» **Written exercise**
Please retype the data in full and exactly; the pictures are not part of the copy.

» **Material provided**
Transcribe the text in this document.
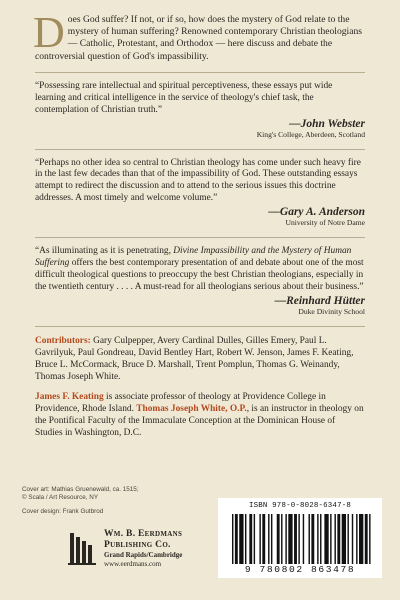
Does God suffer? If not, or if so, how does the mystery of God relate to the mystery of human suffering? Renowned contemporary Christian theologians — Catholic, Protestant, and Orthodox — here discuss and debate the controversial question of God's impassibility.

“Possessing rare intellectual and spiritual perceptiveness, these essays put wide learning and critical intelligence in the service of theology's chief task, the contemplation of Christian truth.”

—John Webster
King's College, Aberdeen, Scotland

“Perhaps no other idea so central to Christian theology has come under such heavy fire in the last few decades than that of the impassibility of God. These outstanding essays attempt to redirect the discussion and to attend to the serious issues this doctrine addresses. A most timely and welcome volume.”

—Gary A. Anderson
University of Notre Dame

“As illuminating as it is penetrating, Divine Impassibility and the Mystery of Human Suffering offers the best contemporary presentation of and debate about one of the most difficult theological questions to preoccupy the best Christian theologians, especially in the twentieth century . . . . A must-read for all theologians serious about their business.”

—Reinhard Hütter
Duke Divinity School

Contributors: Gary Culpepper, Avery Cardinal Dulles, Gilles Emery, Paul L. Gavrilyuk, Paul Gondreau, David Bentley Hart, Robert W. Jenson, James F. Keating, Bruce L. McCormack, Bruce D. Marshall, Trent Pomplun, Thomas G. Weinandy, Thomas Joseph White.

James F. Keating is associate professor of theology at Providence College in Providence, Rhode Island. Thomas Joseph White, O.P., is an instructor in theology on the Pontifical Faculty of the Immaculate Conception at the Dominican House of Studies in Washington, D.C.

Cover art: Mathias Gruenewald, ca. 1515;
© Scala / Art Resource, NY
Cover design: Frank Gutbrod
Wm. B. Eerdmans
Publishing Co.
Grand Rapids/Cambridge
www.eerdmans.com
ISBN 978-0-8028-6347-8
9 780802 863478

» **Written solution**
Transcribe the text in this document.
Does God suffer? If not, or if so, how does the mystery of God relate to the mystery of human suffering? Renowned contemporary Christian theologians — Catholic, Protestant, and Orthodox — here discuss and debate the controversial question of God's impassibility.

“Possessing rare intellectual and spiritual perceptiveness, these essays put wide learning and critical intelligence in the service of theology's chief task, the contemplation of Christian truth.”

—John Webster
King's College, Aberdeen, Scotland

“Perhaps no other idea so central to Christian theology has come under such heavy fire in the last few decades than that of the impassibility of God. These outstanding essays attempt to redirect the discussion and to attend to the serious issues this doctrine addresses. A most timely and welcome volume.”

—Gary A. Anderson
University of Notre Dame

“As illuminating as it is penetrating, Divine Impassibility and the Mystery of Human Suffering offers the best contemporary presentation of and debate about one of the most difficult theological questions to preoccupy the best Christian theologians, especially in the twentieth century . . . . A must-read for all theologians serious about their business.”

—Reinhard Hütter
Duke Divinity School

Contributors: Gary Culpepper, Avery Cardinal Dulles, Gilles Emery, Paul L. Gavrilyuk, Paul Gondreau, David Bentley Hart, Robert W. Jenson, James F. Keating, Bruce L. McCormack, Bruce D. Marshall, Trent Pomplun, Thomas G. Weinandy, Thomas Joseph White.

James F. Keating is associate professor of theology at Providence College in Providence, Rhode Island. Thomas Joseph White, O.P., is an instructor in theology on the Pontifical Faculty of the Immaculate Conception at the Dominican House of Studies in Washington, D.C.

Cover art: Mathias Gruenewald, ca. 1515;
© Scala / Art Resource, NY
Cover design: Frank Gutbrod
Wm. B. Eerdmans
Publishing Co.
Grand Rapids/Cambridge
www.eerdmans.com
ISBN 978-0-8028-6347-8
9 780802 863478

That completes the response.